Reproduce each line from the records that holds "text".

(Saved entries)
(begin)

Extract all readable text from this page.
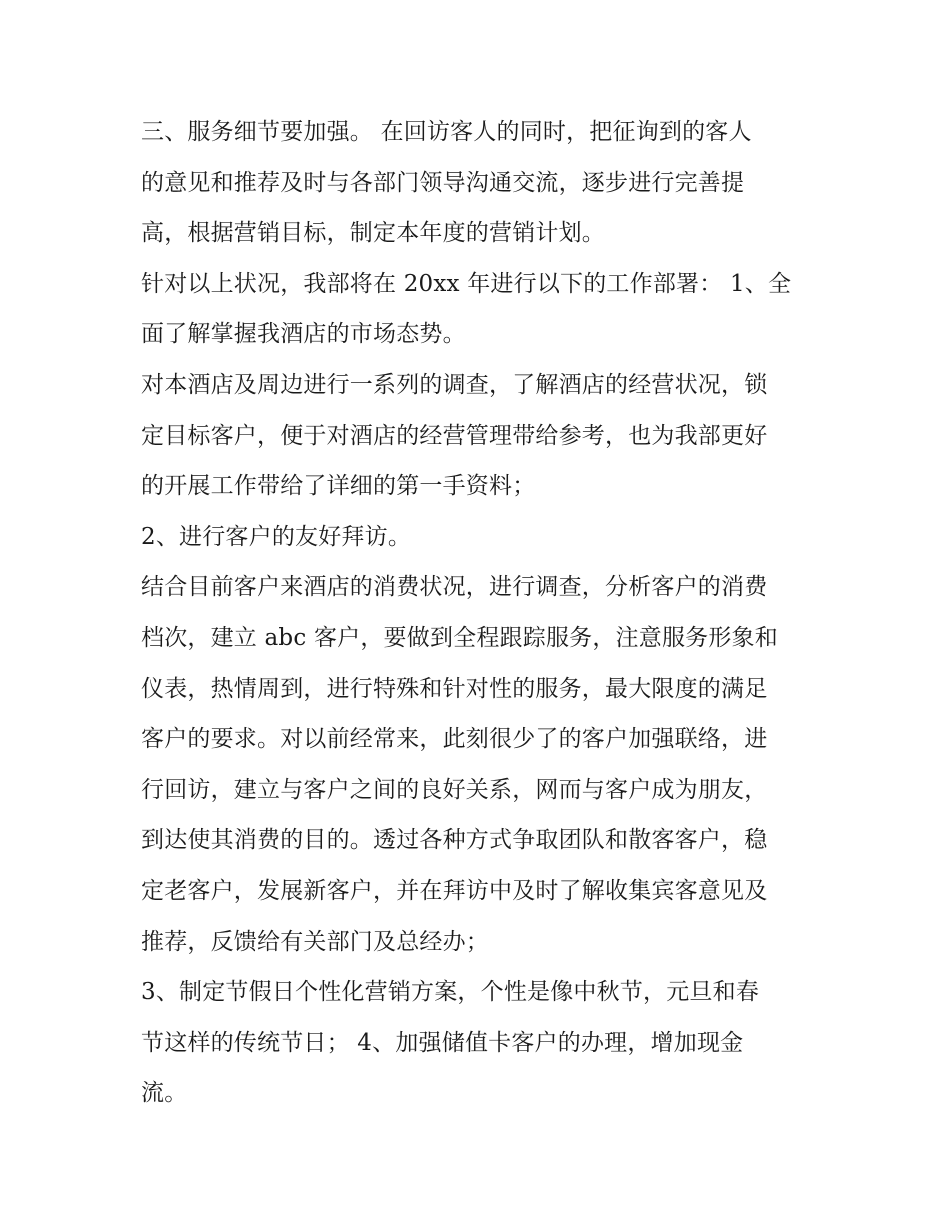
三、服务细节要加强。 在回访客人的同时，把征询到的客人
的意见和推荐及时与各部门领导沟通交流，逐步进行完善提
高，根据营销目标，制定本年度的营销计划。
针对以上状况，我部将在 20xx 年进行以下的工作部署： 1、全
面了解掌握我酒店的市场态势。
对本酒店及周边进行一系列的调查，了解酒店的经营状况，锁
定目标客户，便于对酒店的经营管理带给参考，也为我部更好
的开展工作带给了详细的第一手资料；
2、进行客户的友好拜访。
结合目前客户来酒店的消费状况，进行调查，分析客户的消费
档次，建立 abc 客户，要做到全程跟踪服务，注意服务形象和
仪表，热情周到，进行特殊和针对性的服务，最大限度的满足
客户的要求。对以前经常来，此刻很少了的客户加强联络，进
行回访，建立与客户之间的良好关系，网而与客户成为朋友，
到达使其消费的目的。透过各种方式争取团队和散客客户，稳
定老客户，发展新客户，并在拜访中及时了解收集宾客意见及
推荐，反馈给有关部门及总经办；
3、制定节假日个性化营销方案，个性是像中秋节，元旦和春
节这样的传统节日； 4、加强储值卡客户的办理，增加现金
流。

(end)
(begin)

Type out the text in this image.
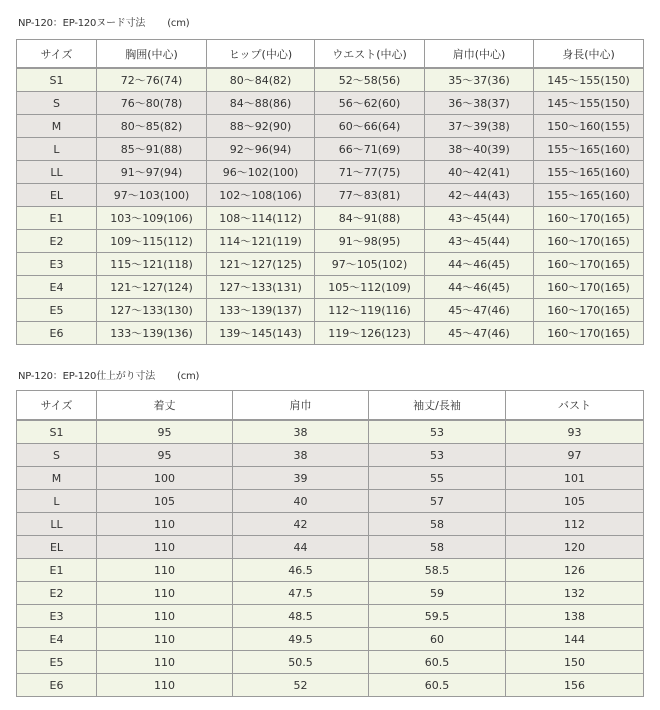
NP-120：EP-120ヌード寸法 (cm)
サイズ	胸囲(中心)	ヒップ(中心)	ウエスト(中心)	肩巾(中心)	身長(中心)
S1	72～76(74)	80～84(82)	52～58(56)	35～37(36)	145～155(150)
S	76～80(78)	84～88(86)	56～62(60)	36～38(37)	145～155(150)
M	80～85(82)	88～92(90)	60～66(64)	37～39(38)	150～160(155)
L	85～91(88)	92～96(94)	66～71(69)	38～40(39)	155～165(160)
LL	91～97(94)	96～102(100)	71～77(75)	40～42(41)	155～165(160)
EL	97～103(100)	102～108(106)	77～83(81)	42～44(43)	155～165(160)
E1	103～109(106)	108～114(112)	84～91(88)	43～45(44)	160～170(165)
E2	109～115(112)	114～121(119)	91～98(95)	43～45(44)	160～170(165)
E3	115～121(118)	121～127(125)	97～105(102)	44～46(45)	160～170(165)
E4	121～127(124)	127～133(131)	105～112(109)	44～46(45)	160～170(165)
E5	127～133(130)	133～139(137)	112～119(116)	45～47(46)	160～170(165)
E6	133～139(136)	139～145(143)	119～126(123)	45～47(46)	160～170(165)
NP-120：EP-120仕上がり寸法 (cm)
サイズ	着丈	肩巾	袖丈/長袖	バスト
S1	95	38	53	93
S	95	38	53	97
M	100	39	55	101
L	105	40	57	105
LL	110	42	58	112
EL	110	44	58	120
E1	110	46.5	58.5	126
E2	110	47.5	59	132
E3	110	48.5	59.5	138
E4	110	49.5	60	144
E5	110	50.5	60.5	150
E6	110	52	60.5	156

(end)

__WRITTEN SOLUTION__:
Extract all readable text from this page.
Type out the text in this image.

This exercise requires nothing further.